The records below are to be repeated in full, exactly as they are.

Dataset entries:
++++

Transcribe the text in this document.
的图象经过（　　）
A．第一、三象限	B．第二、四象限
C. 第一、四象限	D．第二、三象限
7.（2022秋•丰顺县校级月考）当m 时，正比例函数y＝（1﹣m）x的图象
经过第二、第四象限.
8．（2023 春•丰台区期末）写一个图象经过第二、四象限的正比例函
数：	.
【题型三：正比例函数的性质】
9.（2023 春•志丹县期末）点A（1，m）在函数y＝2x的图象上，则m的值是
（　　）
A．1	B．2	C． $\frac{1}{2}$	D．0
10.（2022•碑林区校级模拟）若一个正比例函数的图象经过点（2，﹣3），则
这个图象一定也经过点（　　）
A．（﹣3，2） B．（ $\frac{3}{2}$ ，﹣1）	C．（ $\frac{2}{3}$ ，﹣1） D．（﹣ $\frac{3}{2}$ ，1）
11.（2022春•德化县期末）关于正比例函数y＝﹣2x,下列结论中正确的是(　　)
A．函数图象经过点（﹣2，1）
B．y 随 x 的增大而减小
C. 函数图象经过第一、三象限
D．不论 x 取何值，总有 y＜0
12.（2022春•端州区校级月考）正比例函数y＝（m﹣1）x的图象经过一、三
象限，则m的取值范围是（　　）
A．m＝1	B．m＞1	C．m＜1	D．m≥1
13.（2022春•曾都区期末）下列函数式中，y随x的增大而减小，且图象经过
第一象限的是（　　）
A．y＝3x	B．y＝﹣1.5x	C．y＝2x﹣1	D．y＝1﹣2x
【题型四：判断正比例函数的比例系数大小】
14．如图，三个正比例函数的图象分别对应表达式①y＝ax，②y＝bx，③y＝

++++

- [CORRECT RESPONSE]
Transcribe the text in this document.
的图象经过（　　）
A．第一、三象限	B．第二、四象限
C. 第一、四象限	D．第二、三象限
7.（2022秋•丰顺县校级月考）当m 时，正比例函数y＝（1﹣m）x的图象
经过第二、第四象限.
8．（2023 春•丰台区期末）写一个图象经过第二、四象限的正比例函
数：	.
【题型三：正比例函数的性质】
9.（2023 春•志丹县期末）点A（1，m）在函数y＝2x的图象上，则m的值是
（　　）
A．1	B．2	C． $\frac{1}{2}$	D．0
10.（2022•碑林区校级模拟）若一个正比例函数的图象经过点（2，﹣3），则
这个图象一定也经过点（　　）
A．（﹣3，2） B．（ $\frac{3}{2}$ ，﹣1）	C．（ $\frac{2}{3}$ ，﹣1） D．（﹣ $\frac{3}{2}$ ，1）
11.（2022春•德化县期末）关于正比例函数y＝﹣2x,下列结论中正确的是(　　)
A．函数图象经过点（﹣2，1）
B．y 随 x 的增大而减小
C. 函数图象经过第一、三象限
D．不论 x 取何值，总有 y＜0
12.（2022春•端州区校级月考）正比例函数y＝（m﹣1）x的图象经过一、三
象限，则m的取值范围是（　　）
A．m＝1	B．m＞1	C．m＜1	D．m≥1
13.（2022春•曾都区期末）下列函数式中，y随x的增大而减小，且图象经过
第一象限的是（　　）
A．y＝3x	B．y＝﹣1.5x	C．y＝2x﹣1	D．y＝1﹣2x
【题型四：判断正比例函数的比例系数大小】
14．如图，三个正比例函数的图象分别对应表达式①y＝ax，②y＝bx，③y＝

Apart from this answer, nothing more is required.